-- STATED TASK --
Below are the records; reproduce all of them exactly but without any images.

-- Dataset entries --
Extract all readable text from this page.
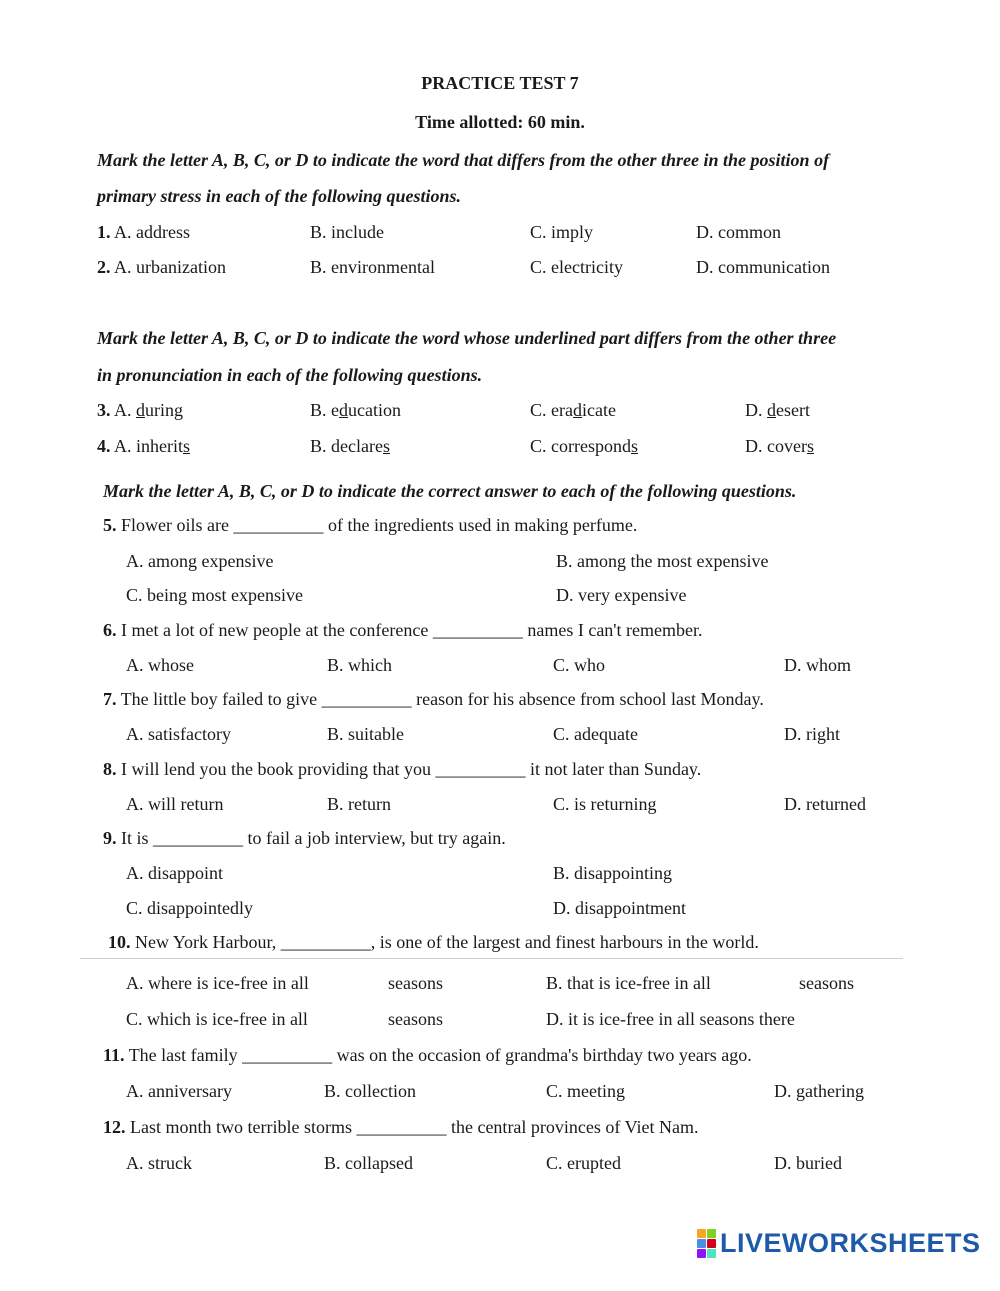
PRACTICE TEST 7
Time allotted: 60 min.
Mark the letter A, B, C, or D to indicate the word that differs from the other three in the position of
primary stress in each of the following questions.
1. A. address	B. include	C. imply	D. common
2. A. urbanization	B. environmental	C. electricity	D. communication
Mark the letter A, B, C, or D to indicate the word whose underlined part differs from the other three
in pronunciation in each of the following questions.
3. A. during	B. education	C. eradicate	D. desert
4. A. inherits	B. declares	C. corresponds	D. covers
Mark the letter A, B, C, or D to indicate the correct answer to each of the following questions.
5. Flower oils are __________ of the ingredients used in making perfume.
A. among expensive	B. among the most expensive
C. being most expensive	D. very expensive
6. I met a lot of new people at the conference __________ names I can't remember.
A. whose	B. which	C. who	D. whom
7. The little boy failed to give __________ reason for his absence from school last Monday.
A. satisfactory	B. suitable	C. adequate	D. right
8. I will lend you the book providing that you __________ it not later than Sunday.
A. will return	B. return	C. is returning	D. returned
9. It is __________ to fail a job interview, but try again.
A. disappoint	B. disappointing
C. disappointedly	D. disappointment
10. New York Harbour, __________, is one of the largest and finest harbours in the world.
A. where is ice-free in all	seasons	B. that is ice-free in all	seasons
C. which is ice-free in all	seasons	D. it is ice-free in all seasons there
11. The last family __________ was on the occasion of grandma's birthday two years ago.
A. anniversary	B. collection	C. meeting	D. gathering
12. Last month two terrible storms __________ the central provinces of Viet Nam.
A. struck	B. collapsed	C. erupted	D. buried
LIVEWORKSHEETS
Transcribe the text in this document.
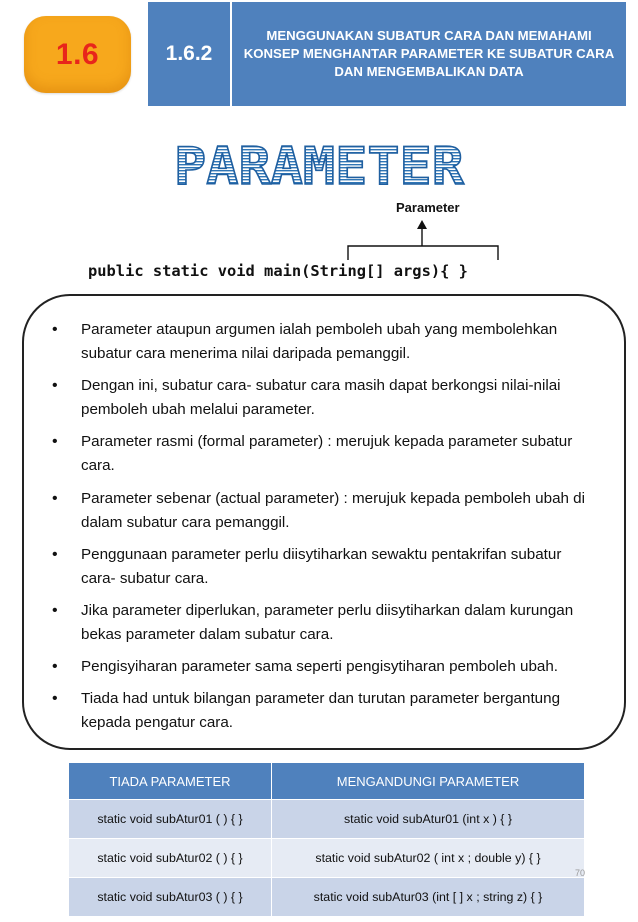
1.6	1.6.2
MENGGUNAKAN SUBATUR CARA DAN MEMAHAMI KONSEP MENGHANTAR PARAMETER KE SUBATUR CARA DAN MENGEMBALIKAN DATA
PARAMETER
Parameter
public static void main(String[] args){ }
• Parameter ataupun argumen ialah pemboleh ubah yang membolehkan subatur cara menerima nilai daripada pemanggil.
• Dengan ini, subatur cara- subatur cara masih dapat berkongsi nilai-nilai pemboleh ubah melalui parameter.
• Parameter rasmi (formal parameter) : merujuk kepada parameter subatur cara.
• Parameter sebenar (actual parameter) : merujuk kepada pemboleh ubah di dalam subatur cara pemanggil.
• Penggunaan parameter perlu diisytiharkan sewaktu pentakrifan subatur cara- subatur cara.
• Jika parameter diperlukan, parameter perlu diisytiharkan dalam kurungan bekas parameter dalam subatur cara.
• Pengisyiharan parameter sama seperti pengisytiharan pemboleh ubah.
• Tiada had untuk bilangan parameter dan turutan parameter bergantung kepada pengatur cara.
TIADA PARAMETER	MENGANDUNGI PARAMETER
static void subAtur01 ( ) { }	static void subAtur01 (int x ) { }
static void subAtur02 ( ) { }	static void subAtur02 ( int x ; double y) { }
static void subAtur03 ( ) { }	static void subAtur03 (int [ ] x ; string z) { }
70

-- RESULT FOR THIS EXERCISE --
Extract all readable text from this page.
PRACTICE TEST 7
Time allotted: 60 min.
Mark the letter A, B, C, or D to indicate the word that differs from the other three in the position of
primary stress in each of the following questions.
1. A. address	B. include	C. imply	D. common
2. A. urbanization	B. environmental	C. electricity	D. communication
Mark the letter A, B, C, or D to indicate the word whose underlined part differs from the other three
in pronunciation in each of the following questions.
3. A. during	B. education	C. eradicate	D. desert
4. A. inherits	B. declares	C. corresponds	D. covers
Mark the letter A, B, C, or D to indicate the correct answer to each of the following questions.
5. Flower oils are __________ of the ingredients used in making perfume.
A. among expensive	B. among the most expensive
C. being most expensive	D. very expensive
6. I met a lot of new people at the conference __________ names I can't remember.
A. whose	B. which	C. who	D. whom
7. The little boy failed to give __________ reason for his absence from school last Monday.
A. satisfactory	B. suitable	C. adequate	D. right
8. I will lend you the book providing that you __________ it not later than Sunday.
A. will return	B. return	C. is returning	D. returned
9. It is __________ to fail a job interview, but try again.
A. disappoint	B. disappointing
C. disappointedly	D. disappointment
10. New York Harbour, __________, is one of the largest and finest harbours in the world.
A. where is ice-free in all	seasons	B. that is ice-free in all	seasons
C. which is ice-free in all	seasons	D. it is ice-free in all seasons there
11. The last family __________ was on the occasion of grandma's birthday two years ago.
A. anniversary	B. collection	C. meeting	D. gathering
12. Last month two terrible storms __________ the central provinces of Viet Nam.
A. struck	B. collapsed	C. erupted	D. buried
LIVEWORKSHEETS
Transcribe the text in this document.
1.6	1.6.2
MENGGUNAKAN SUBATUR CARA DAN MEMAHAMI KONSEP MENGHANTAR PARAMETER KE SUBATUR CARA DAN MENGEMBALIKAN DATA
PARAMETER
Parameter
public static void main(String[] args){ }
• Parameter ataupun argumen ialah pemboleh ubah yang membolehkan subatur cara menerima nilai daripada pemanggil.
• Dengan ini, subatur cara- subatur cara masih dapat berkongsi nilai-nilai pemboleh ubah melalui parameter.
• Parameter rasmi (formal parameter) : merujuk kepada parameter subatur cara.
• Parameter sebenar (actual parameter) : merujuk kepada pemboleh ubah di dalam subatur cara pemanggil.
• Penggunaan parameter perlu diisytiharkan sewaktu pentakrifan subatur cara- subatur cara.
• Jika parameter diperlukan, parameter perlu diisytiharkan dalam kurungan bekas parameter dalam subatur cara.
• Pengisyiharan parameter sama seperti pengisytiharan pemboleh ubah.
• Tiada had untuk bilangan parameter dan turutan parameter bergantung kepada pengatur cara.
TIADA PARAMETER	MENGANDUNGI PARAMETER
static void subAtur01 ( ) { }	static void subAtur01 (int x ) { }
static void subAtur02 ( ) { }	static void subAtur02 ( int x ; double y) { }
static void subAtur03 ( ) { }	static void subAtur03 (int [ ] x ; string z) { }
70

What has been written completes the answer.